Count the lines below that include the word "Build" and write that number alone.

RECORDS FOR PROCESSING:

┏━━

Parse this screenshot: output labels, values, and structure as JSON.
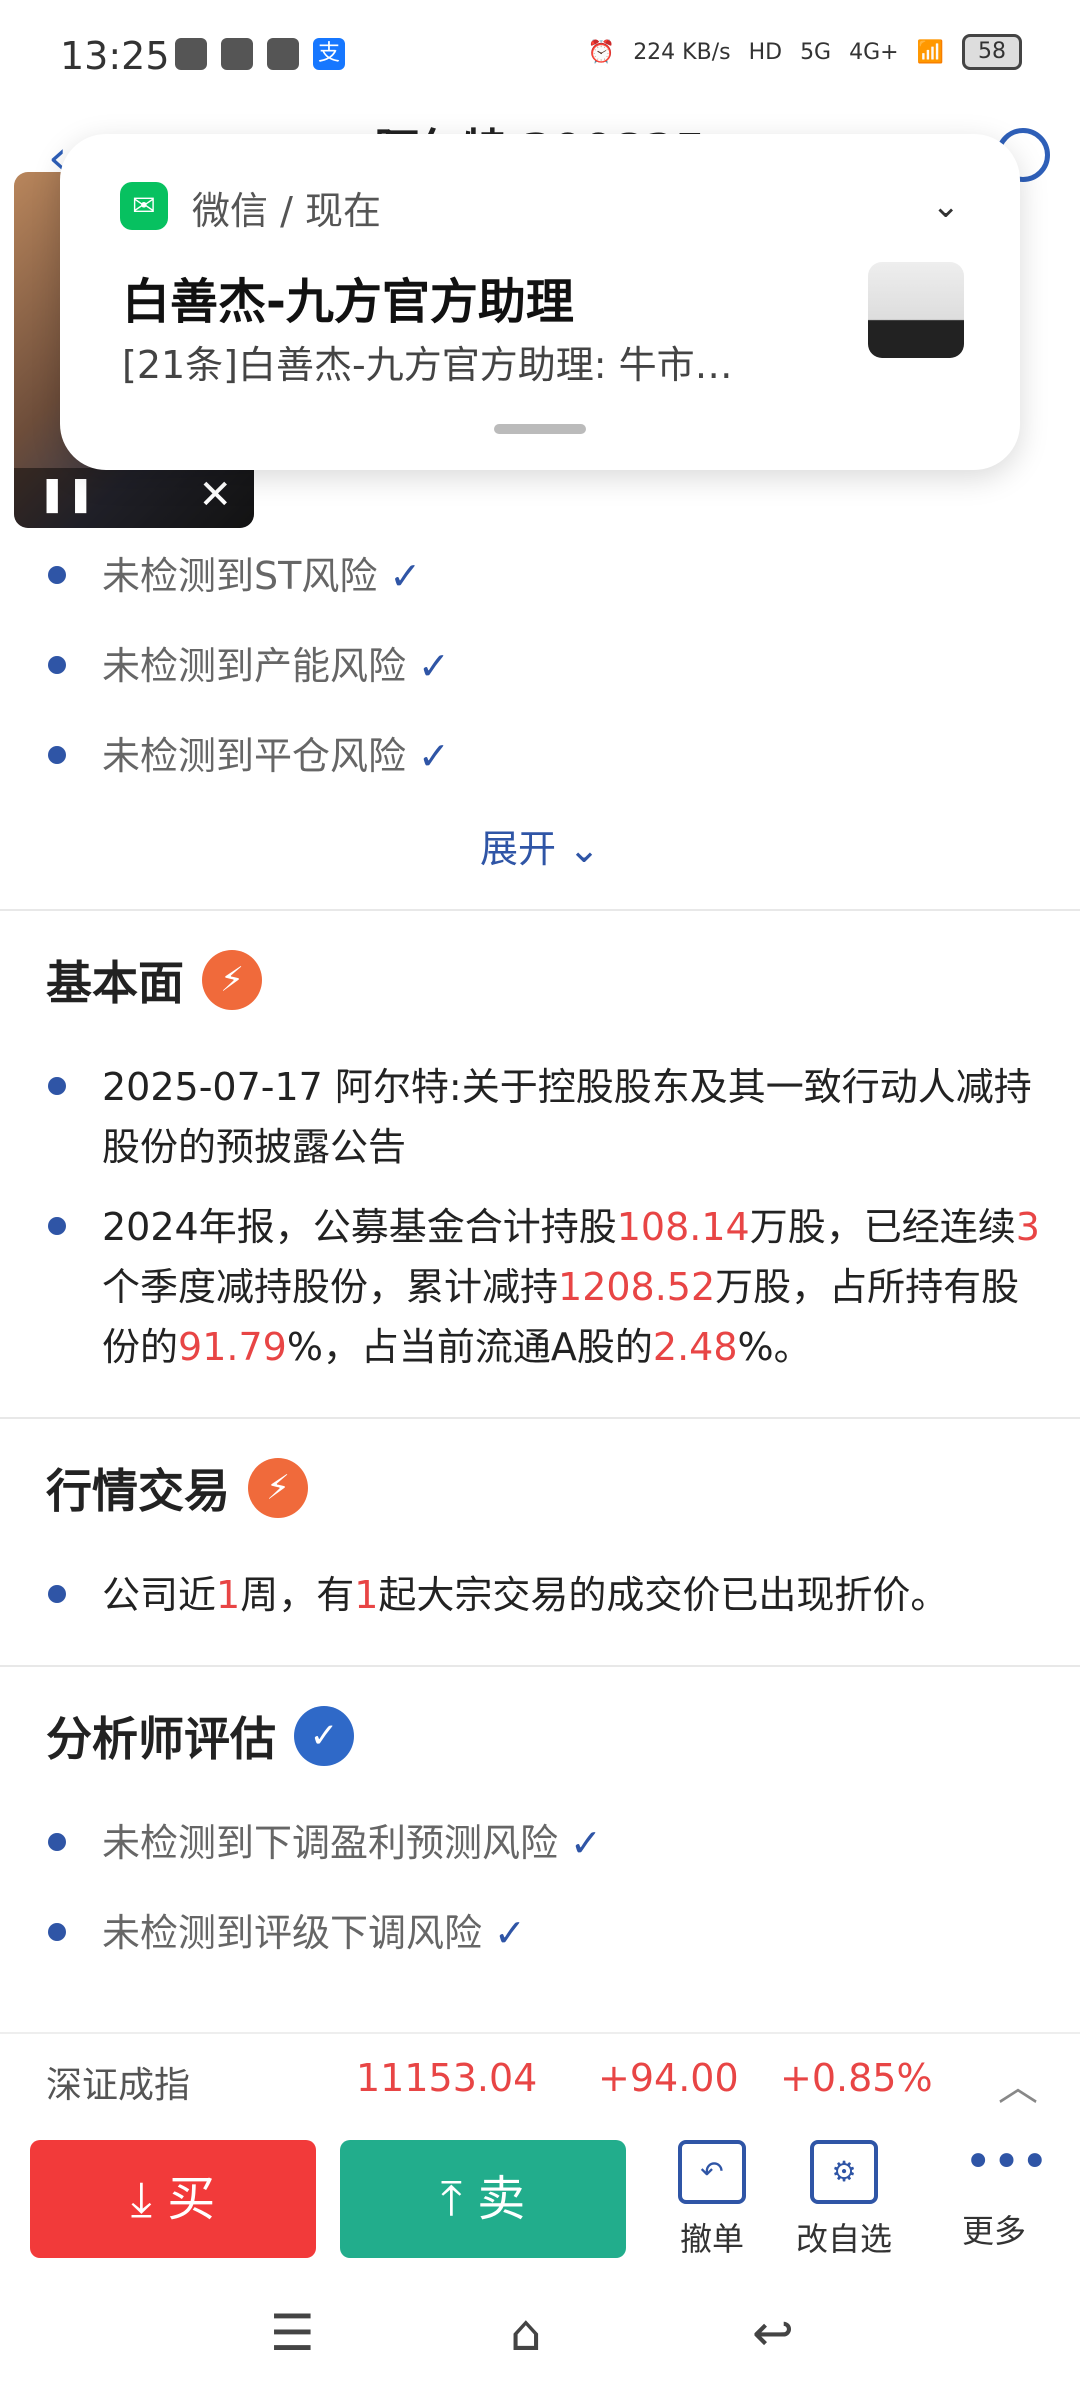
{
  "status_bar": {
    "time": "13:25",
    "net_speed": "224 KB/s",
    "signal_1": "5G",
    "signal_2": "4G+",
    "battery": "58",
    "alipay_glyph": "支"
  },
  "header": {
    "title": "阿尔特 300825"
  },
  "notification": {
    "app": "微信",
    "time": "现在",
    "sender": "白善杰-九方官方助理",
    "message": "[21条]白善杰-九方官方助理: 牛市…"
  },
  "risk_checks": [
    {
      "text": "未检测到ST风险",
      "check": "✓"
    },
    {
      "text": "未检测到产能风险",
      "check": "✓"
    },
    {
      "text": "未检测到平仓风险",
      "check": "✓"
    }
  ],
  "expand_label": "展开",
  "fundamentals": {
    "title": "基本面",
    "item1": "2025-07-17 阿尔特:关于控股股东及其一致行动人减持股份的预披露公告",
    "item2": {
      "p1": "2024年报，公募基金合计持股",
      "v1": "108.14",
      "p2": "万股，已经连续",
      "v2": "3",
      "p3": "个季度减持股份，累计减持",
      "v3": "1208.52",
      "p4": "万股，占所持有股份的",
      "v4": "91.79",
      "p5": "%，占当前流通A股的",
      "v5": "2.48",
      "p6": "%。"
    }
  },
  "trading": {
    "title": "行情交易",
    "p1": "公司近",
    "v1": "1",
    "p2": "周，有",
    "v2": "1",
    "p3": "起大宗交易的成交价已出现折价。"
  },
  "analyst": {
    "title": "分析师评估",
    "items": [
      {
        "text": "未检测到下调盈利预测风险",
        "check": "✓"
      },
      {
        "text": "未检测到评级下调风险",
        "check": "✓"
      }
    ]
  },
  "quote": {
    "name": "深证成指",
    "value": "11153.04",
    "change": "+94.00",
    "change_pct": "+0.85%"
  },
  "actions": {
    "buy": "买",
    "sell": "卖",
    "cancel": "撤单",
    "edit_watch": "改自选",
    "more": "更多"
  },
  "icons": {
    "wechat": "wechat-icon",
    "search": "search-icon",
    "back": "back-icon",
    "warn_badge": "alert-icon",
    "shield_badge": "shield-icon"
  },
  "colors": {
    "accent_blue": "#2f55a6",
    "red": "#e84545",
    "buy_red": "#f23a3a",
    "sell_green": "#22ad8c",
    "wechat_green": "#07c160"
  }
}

┗━━
┏━━

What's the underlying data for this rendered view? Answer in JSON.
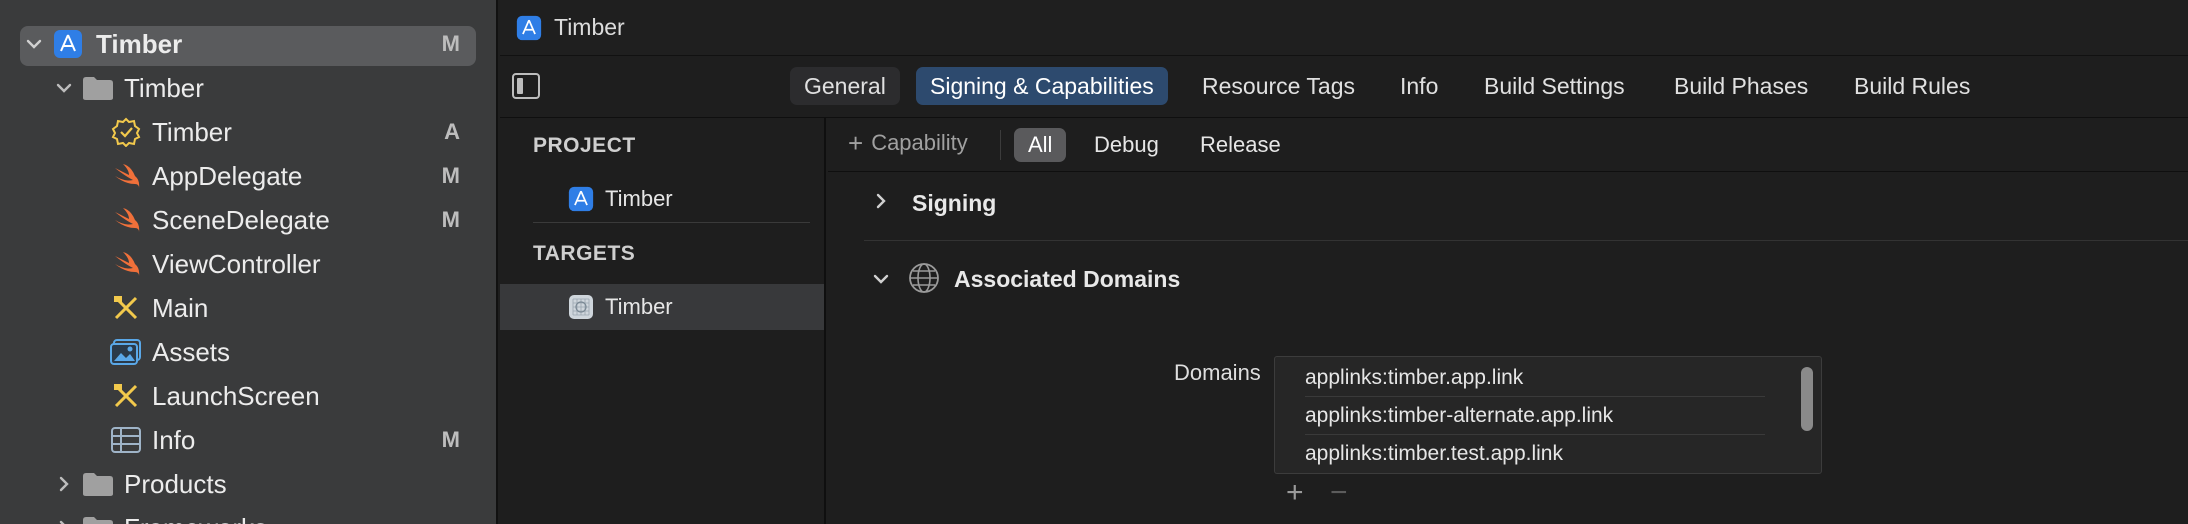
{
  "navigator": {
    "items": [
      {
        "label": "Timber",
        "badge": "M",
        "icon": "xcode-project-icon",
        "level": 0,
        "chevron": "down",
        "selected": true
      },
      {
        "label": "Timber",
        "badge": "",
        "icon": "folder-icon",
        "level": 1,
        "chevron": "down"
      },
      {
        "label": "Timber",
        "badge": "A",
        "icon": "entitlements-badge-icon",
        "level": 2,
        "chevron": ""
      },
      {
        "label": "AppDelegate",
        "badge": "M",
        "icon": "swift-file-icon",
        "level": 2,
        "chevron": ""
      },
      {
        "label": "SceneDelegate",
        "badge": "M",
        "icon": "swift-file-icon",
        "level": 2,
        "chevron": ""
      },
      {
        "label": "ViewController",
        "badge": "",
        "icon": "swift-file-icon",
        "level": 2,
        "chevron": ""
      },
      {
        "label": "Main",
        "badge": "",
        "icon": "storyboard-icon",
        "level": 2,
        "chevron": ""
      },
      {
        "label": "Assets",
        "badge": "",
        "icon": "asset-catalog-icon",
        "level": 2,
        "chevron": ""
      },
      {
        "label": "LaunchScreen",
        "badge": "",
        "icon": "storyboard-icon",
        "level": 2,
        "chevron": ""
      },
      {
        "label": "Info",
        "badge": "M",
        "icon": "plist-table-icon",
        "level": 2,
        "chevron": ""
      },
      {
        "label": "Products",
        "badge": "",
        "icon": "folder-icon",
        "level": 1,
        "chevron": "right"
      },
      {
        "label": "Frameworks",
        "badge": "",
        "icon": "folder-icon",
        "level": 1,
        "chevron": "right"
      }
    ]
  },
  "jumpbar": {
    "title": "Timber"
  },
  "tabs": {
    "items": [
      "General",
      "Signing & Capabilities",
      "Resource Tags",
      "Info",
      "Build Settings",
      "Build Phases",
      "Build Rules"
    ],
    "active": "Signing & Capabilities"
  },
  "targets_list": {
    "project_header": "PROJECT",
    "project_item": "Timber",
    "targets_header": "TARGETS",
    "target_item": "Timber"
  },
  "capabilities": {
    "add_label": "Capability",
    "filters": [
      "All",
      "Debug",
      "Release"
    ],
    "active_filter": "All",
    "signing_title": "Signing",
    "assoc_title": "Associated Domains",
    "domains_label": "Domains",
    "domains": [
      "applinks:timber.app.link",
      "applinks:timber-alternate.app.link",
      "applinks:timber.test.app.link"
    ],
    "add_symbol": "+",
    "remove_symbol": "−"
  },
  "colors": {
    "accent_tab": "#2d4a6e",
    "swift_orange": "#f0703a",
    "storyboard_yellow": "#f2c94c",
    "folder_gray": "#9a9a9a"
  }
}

┗━━

RESPONSE TO THIS TASK: 3